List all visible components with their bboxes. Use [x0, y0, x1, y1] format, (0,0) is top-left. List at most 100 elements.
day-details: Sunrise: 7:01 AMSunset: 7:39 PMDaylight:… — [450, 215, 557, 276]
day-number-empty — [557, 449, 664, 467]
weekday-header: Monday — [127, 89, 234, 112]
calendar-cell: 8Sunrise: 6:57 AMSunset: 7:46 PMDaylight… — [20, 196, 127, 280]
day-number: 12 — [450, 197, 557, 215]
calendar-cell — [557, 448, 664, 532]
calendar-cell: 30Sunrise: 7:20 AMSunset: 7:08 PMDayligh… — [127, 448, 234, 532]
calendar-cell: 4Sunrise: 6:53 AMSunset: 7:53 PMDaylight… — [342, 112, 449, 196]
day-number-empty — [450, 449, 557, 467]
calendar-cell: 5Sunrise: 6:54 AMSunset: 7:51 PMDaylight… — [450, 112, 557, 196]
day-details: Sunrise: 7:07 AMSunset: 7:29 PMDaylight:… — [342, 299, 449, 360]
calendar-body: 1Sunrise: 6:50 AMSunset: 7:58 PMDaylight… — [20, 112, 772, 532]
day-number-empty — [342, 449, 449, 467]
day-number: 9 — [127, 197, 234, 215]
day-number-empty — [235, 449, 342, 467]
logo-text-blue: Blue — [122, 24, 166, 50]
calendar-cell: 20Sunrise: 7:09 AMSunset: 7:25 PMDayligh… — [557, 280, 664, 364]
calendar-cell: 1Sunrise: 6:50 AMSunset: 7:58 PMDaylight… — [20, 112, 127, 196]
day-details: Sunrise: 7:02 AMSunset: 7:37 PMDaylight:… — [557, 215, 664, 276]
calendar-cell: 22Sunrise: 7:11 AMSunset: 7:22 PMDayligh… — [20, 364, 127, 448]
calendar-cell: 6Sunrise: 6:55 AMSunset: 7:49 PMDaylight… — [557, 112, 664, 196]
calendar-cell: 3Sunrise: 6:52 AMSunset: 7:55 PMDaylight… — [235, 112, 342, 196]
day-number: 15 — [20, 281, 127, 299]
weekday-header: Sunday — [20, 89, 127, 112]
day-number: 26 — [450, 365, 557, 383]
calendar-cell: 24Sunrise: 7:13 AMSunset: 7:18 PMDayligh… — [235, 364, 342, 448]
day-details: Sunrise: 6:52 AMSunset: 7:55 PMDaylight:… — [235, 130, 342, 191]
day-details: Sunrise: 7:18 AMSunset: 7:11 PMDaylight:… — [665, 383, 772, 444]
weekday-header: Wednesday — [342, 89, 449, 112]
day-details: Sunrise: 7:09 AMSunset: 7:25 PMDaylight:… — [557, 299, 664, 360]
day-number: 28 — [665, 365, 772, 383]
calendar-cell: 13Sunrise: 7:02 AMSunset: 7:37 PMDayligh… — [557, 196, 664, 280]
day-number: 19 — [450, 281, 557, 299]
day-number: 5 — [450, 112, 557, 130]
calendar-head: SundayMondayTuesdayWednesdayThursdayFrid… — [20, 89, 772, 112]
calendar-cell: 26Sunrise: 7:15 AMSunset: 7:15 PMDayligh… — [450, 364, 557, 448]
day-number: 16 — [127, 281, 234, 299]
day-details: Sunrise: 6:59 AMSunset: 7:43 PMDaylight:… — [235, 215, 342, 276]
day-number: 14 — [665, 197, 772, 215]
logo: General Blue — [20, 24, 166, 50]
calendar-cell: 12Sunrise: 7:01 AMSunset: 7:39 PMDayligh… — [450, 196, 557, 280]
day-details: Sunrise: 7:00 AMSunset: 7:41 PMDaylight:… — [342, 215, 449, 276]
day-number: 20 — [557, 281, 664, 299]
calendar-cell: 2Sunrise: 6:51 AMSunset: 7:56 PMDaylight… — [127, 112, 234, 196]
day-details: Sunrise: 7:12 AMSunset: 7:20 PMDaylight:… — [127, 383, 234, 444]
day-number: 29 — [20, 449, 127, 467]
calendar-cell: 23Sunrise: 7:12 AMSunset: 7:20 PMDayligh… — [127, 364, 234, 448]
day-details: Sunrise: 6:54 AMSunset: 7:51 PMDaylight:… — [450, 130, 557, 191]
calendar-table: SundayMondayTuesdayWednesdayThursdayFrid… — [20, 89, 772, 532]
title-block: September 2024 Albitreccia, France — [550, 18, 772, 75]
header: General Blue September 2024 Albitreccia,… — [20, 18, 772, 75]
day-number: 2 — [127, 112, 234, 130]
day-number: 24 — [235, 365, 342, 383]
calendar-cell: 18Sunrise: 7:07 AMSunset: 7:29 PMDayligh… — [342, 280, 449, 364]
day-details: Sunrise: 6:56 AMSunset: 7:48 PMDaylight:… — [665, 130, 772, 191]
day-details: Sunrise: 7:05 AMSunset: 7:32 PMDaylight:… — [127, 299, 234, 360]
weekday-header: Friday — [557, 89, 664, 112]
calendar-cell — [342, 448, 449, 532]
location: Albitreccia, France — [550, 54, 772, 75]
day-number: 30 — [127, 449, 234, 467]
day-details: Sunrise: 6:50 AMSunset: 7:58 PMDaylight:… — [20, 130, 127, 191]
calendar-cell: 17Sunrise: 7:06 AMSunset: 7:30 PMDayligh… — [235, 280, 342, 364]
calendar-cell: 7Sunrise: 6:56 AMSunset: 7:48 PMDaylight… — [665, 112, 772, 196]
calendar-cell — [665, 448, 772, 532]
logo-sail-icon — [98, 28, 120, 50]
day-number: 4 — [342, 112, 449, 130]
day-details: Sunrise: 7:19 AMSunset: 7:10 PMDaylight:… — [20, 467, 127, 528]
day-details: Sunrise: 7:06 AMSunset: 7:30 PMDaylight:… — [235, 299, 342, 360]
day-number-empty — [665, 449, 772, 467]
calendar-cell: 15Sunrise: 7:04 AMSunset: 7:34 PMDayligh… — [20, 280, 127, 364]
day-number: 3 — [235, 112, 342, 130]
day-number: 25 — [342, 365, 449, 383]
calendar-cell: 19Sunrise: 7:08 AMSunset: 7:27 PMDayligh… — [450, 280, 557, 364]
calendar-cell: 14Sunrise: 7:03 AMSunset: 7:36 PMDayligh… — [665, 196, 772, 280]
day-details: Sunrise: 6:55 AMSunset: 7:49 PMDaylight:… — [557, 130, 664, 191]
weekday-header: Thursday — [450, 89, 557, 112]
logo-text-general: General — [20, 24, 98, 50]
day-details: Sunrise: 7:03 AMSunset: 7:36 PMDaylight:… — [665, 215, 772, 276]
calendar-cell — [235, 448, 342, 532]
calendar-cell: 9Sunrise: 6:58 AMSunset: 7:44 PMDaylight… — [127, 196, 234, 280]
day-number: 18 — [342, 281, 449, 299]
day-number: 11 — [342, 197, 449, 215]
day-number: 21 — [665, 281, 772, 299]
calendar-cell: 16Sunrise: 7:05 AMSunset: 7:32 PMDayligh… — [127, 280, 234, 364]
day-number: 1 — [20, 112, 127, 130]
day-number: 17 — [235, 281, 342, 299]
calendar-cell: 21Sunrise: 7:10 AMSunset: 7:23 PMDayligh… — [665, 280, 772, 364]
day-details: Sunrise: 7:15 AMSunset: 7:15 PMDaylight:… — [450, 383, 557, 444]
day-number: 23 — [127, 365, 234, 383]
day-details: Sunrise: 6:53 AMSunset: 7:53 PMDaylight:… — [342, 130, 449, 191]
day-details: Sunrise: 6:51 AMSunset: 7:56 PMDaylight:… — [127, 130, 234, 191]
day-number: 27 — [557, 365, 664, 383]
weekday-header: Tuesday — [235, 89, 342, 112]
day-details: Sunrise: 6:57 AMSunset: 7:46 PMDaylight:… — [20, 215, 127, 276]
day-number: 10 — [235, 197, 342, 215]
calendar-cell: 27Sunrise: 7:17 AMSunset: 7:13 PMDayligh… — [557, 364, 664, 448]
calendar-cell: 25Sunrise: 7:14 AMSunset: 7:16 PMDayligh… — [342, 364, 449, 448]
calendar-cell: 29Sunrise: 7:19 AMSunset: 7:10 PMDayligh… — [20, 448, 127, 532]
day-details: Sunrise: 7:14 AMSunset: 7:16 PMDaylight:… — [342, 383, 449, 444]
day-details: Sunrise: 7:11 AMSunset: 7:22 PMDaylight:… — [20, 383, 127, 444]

◆ ◆ ◆ ◆ ◆ ◆ ◆

**What is being asked**
Retype the entries exactly, from the start of the entries up to and including the line with "day-number-empty — [557, 449, 664, 467]".

**Solution to this exercise**
List all visible components with their bboxes. Use [x0, y0, x1, y1] format, (0,0) is top-left. List at most 100 elements.
day-details: Sunrise: 7:01 AMSunset: 7:39 PMDaylight:… — [450, 215, 557, 276]
day-number-empty — [557, 449, 664, 467]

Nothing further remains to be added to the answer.